Task prompt: Each entry below should be echoed exactly, with pictures omitted.

Data for processing:
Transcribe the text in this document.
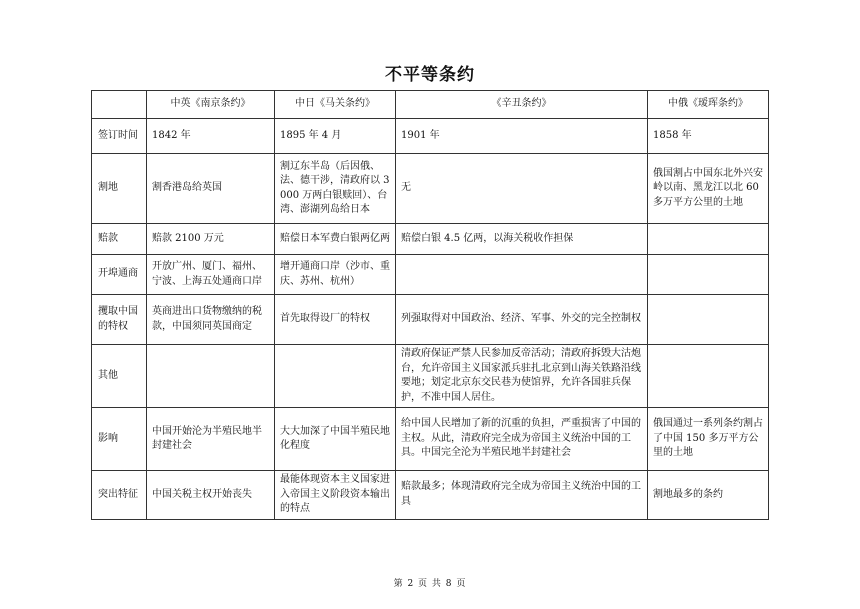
不平等条约
	中英《南京条约》	中日《马关条约》	《辛丑条约》	中俄《瑷珲条约》
签订时间	1842 年	1895 年 4 月	1901 年	1858 年
割地	割香港岛给英国	割辽东半岛（后因俄、法、德干涉，清政府以 3000 万两白银赎回）、台湾、澎湖列岛给日本	无	俄国割占中国东北外兴安岭以南、黑龙江以北 60 多万平方公里的土地
赔款	赔款 2100 万元	赔偿日本军费白银两亿两	赔偿白银 4.5 亿两，以海关税收作担保	
开埠通商	开放广州、厦门、福州、宁波、上海五处通商口岸	增开通商口岸（沙市、重庆、苏州、杭州）		
攫取中国的特权	英商进出口货物缴纳的税款，中国须同英国商定	首先取得设厂的特权	列强取得对中国政治、经济、军事、外交的完全控制权	
其他			清政府保证严禁人民参加反帝活动；清政府拆毁大沽炮台，允许帝国主义国家派兵驻扎北京到山海关铁路沿线要地；划定北京东交民巷为使馆界，允许各国驻兵保护，不准中国人居住。	
影响	中国开始沦为半殖民地半封建社会	大大加深了中国半殖民地化程度	给中国人民增加了新的沉重的负担，严重损害了中国的主权。从此，清政府完全成为帝国主义统治中国的工具。中国完全沦为半殖民地半封建社会	俄国通过一系列条约割占了中国 150 多万平方公里的土地
突出特征	中国关税主权开始丧失	最能体现资本主义国家进入帝国主义阶段资本输出的特点	赔款最多；体现清政府完全成为帝国主义统治中国的工具	割地最多的条约
第 2 页 共 8 页
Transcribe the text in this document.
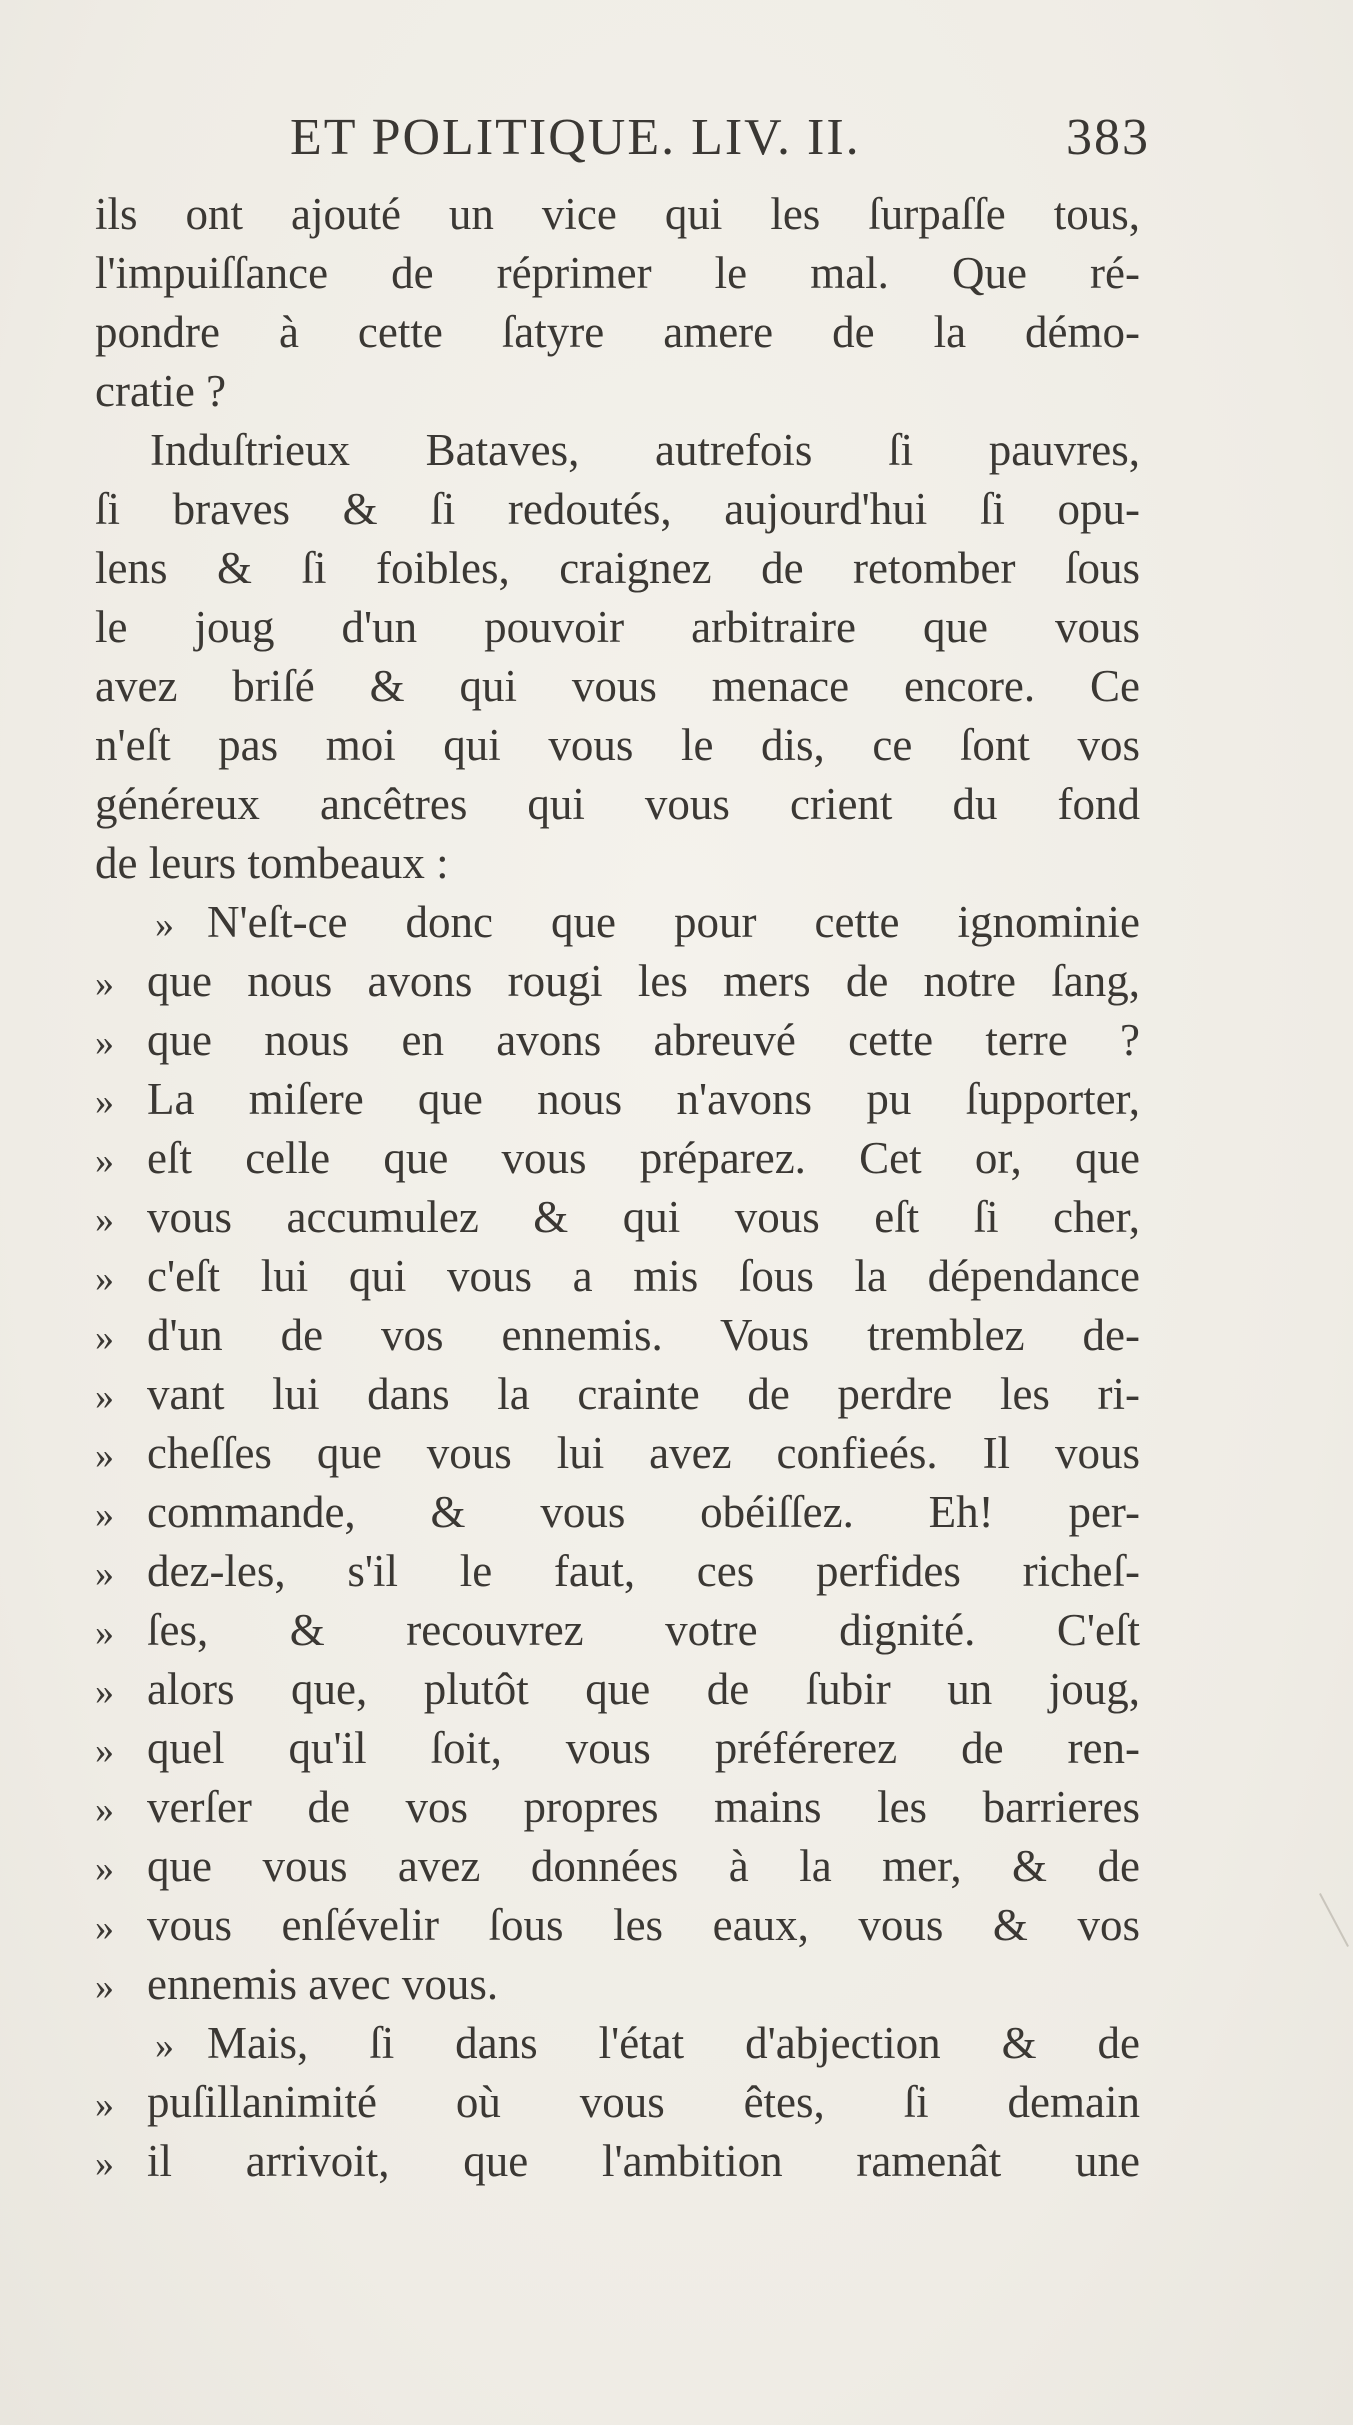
ET POLITIQUE. LIV. II.	383
ils ont ajouté un vice qui les ſurpaſſe tous,
l'impuiſſance de réprimer le mal. Que ré-
pondre à cette ſatyre amere de la démo-
cratie ?
Induſtrieux Bataves, autrefois ſi pauvres,
ſi braves & ſi redoutés, aujourd'hui ſi opu-
lens & ſi foibles, craignez de retomber ſous
le joug d'un pouvoir arbitraire que vous
avez briſé & qui vous menace encore. Ce
n'eſt pas moi qui vous le dis, ce ſont vos
généreux ancêtres qui vous crient du fond
de leurs tombeaux :
» N'eſt-ce donc que pour cette ignominie
» que nous avons rougi les mers de notre ſang,
» que nous en avons abreuvé cette terre ?
» La miſere que nous n'avons pu ſupporter,
» eſt celle que vous préparez. Cet or, que
» vous accumulez & qui vous eſt ſi cher,
» c'eſt lui qui vous a mis ſous la dépendance
» d'un de vos ennemis. Vous tremblez de-
» vant lui dans la crainte de perdre les ri-
» cheſſes que vous lui avez confieés. Il vous
» commande, & vous obéiſſez. Eh! per-
» dez-les, s'il le faut, ces perfides richeſ-
» ſes, & recouvrez votre dignité. C'eſt
» alors que, plutôt que de ſubir un joug,
» quel qu'il ſoit, vous préférerez de ren-
» verſer de vos propres mains les barrieres
» que vous avez données à la mer, & de
» vous enſévelir ſous les eaux, vous & vos
» ennemis avec vous.
» Mais, ſi dans l'état d'abjection & de
» puſillanimité où vous êtes, ſi demain
» il arrivoit, que l'ambition ramenât une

Final result:
Transcribe the text in this document.
不平等条约
	中英《南京条约》	中日《马关条约》	《辛丑条约》	中俄《瑷珲条约》
签订时间	1842 年	1895 年 4 月	1901 年	1858 年
割地	割香港岛给英国	割辽东半岛（后因俄、法、德干涉，清政府以 3000 万两白银赎回）、台湾、澎湖列岛给日本	无	俄国割占中国东北外兴安岭以南、黑龙江以北 60 多万平方公里的土地
赔款	赔款 2100 万元	赔偿日本军费白银两亿两	赔偿白银 4.5 亿两，以海关税收作担保	
开埠通商	开放广州、厦门、福州、宁波、上海五处通商口岸	增开通商口岸（沙市、重庆、苏州、杭州）		
攫取中国的特权	英商进出口货物缴纳的税款，中国须同英国商定	首先取得设厂的特权	列强取得对中国政治、经济、军事、外交的完全控制权	
其他			清政府保证严禁人民参加反帝活动；清政府拆毁大沽炮台，允许帝国主义国家派兵驻扎北京到山海关铁路沿线要地；划定北京东交民巷为使馆界，允许各国驻兵保护，不准中国人居住。	
影响	中国开始沦为半殖民地半封建社会	大大加深了中国半殖民地化程度	给中国人民增加了新的沉重的负担，严重损害了中国的主权。从此，清政府完全成为帝国主义统治中国的工具。中国完全沦为半殖民地半封建社会	俄国通过一系列条约割占了中国 150 多万平方公里的土地
突出特征	中国关税主权开始丧失	最能体现资本主义国家进入帝国主义阶段资本输出的特点	赔款最多；体现清政府完全成为帝国主义统治中国的工具	割地最多的条约
第 2 页 共 8 页
Transcribe the text in this document.
ET POLITIQUE. LIV. II.	383
ils ont ajouté un vice qui les ſurpaſſe tous,
l'impuiſſance de réprimer le mal. Que ré-
pondre à cette ſatyre amere de la démo-
cratie ?
Induſtrieux Bataves, autrefois ſi pauvres,
ſi braves & ſi redoutés, aujourd'hui ſi opu-
lens & ſi foibles, craignez de retomber ſous
le joug d'un pouvoir arbitraire que vous
avez briſé & qui vous menace encore. Ce
n'eſt pas moi qui vous le dis, ce ſont vos
généreux ancêtres qui vous crient du fond
de leurs tombeaux :
» N'eſt-ce donc que pour cette ignominie
» que nous avons rougi les mers de notre ſang,
» que nous en avons abreuvé cette terre ?
» La miſere que nous n'avons pu ſupporter,
» eſt celle que vous préparez. Cet or, que
» vous accumulez & qui vous eſt ſi cher,
» c'eſt lui qui vous a mis ſous la dépendance
» d'un de vos ennemis. Vous tremblez de-
» vant lui dans la crainte de perdre les ri-
» cheſſes que vous lui avez confieés. Il vous
» commande, & vous obéiſſez. Eh! per-
» dez-les, s'il le faut, ces perfides richeſ-
» ſes, & recouvrez votre dignité. C'eſt
» alors que, plutôt que de ſubir un joug,
» quel qu'il ſoit, vous préférerez de ren-
» verſer de vos propres mains les barrieres
» que vous avez données à la mer, & de
» vous enſévelir ſous les eaux, vous & vos
» ennemis avec vous.
» Mais, ſi dans l'état d'abjection & de
» puſillanimité où vous êtes, ſi demain
» il arrivoit, que l'ambition ramenât une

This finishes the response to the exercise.